» Required task
Output all of the entries exactly as written.

» Collected data entries
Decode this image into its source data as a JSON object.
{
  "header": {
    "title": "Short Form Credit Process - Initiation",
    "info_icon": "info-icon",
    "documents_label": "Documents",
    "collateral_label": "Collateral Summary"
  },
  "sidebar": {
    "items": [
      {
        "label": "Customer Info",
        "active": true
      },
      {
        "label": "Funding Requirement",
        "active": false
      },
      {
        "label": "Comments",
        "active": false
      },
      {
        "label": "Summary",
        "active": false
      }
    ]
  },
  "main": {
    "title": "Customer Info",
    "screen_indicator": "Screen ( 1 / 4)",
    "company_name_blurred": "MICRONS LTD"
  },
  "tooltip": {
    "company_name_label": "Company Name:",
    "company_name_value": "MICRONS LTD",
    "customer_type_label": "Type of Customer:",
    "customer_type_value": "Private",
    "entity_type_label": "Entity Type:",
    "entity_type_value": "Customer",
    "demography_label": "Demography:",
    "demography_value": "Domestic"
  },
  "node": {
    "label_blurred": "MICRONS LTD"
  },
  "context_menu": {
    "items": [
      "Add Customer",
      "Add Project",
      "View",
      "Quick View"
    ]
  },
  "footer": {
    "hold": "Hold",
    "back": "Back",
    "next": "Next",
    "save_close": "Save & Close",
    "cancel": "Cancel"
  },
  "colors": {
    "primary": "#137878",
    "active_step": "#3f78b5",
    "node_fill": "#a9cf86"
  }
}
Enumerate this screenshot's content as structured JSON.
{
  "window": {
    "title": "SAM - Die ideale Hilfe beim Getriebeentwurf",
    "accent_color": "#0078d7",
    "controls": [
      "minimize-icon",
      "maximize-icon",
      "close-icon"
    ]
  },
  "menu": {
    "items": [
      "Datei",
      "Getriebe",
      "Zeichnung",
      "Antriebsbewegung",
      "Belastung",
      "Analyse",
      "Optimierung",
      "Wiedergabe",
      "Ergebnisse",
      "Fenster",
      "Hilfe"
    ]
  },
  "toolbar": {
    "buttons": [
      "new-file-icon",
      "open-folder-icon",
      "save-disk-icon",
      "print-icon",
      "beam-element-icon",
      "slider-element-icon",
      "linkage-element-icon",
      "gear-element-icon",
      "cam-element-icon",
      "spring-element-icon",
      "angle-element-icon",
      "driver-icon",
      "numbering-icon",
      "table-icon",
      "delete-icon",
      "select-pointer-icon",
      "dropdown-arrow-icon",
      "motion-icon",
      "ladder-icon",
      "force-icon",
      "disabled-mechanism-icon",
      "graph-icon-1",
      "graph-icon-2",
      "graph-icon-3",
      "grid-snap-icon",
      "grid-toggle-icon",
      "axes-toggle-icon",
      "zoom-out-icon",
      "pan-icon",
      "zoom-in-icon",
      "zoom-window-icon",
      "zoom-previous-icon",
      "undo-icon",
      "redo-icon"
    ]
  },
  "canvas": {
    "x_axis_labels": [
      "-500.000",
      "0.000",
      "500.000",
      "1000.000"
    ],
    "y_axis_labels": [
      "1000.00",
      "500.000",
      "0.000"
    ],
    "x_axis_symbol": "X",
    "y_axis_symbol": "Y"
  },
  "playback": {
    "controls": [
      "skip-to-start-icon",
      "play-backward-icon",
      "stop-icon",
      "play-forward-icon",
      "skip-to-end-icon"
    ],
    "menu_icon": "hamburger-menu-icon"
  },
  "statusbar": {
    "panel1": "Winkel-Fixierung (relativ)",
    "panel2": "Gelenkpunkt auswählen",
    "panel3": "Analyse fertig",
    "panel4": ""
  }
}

» Solution for this task
Decode this image into its source data as a JSON object.
{
  "header": {
    "title": "Short Form Credit Process - Initiation",
    "info_icon": "info-icon",
    "documents_label": "Documents",
    "collateral_label": "Collateral Summary"
  },
  "sidebar": {
    "items": [
      {
        "label": "Customer Info",
        "active": true
      },
      {
        "label": "Funding Requirement",
        "active": false
      },
      {
        "label": "Comments",
        "active": false
      },
      {
        "label": "Summary",
        "active": false
      }
    ]
  },
  "main": {
    "title": "Customer Info",
    "screen_indicator": "Screen ( 1 / 4)",
    "company_name_blurred": "MICRONS LTD"
  },
  "tooltip": {
    "company_name_label": "Company Name:",
    "company_name_value": "MICRONS LTD",
    "customer_type_label": "Type of Customer:",
    "customer_type_value": "Private",
    "entity_type_label": "Entity Type:",
    "entity_type_value": "Customer",
    "demography_label": "Demography:",
    "demography_value": "Domestic"
  },
  "node": {
    "label_blurred": "MICRONS LTD"
  },
  "context_menu": {
    "items": [
      "Add Customer",
      "Add Project",
      "View",
      "Quick View"
    ]
  },
  "footer": {
    "hold": "Hold",
    "back": "Back",
    "next": "Next",
    "save_close": "Save & Close",
    "cancel": "Cancel"
  },
  "colors": {
    "primary": "#137878",
    "active_step": "#3f78b5",
    "node_fill": "#a9cf86"
  }
}
Enumerate this screenshot's content as structured JSON.
{
  "window": {
    "title": "SAM - Die ideale Hilfe beim Getriebeentwurf",
    "accent_color": "#0078d7",
    "controls": [
      "minimize-icon",
      "maximize-icon",
      "close-icon"
    ]
  },
  "menu": {
    "items": [
      "Datei",
      "Getriebe",
      "Zeichnung",
      "Antriebsbewegung",
      "Belastung",
      "Analyse",
      "Optimierung",
      "Wiedergabe",
      "Ergebnisse",
      "Fenster",
      "Hilfe"
    ]
  },
  "toolbar": {
    "buttons": [
      "new-file-icon",
      "open-folder-icon",
      "save-disk-icon",
      "print-icon",
      "beam-element-icon",
      "slider-element-icon",
      "linkage-element-icon",
      "gear-element-icon",
      "cam-element-icon",
      "spring-element-icon",
      "angle-element-icon",
      "driver-icon",
      "numbering-icon",
      "table-icon",
      "delete-icon",
      "select-pointer-icon",
      "dropdown-arrow-icon",
      "motion-icon",
      "ladder-icon",
      "force-icon",
      "disabled-mechanism-icon",
      "graph-icon-1",
      "graph-icon-2",
      "graph-icon-3",
      "grid-snap-icon",
      "grid-toggle-icon",
      "axes-toggle-icon",
      "zoom-out-icon",
      "pan-icon",
      "zoom-in-icon",
      "zoom-window-icon",
      "zoom-previous-icon",
      "undo-icon",
      "redo-icon"
    ]
  },
  "canvas": {
    "x_axis_labels": [
      "-500.000",
      "0.000",
      "500.000",
      "1000.000"
    ],
    "y_axis_labels": [
      "1000.00",
      "500.000",
      "0.000"
    ],
    "x_axis_symbol": "X",
    "y_axis_symbol": "Y"
  },
  "playback": {
    "controls": [
      "skip-to-start-icon",
      "play-backward-icon",
      "stop-icon",
      "play-forward-icon",
      "skip-to-end-icon"
    ],
    "menu_icon": "hamburger-menu-icon"
  },
  "statusbar": {
    "panel1": "Winkel-Fixierung (relativ)",
    "panel2": "Gelenkpunkt auswählen",
    "panel3": "Analyse fertig",
    "panel4": ""
  }
}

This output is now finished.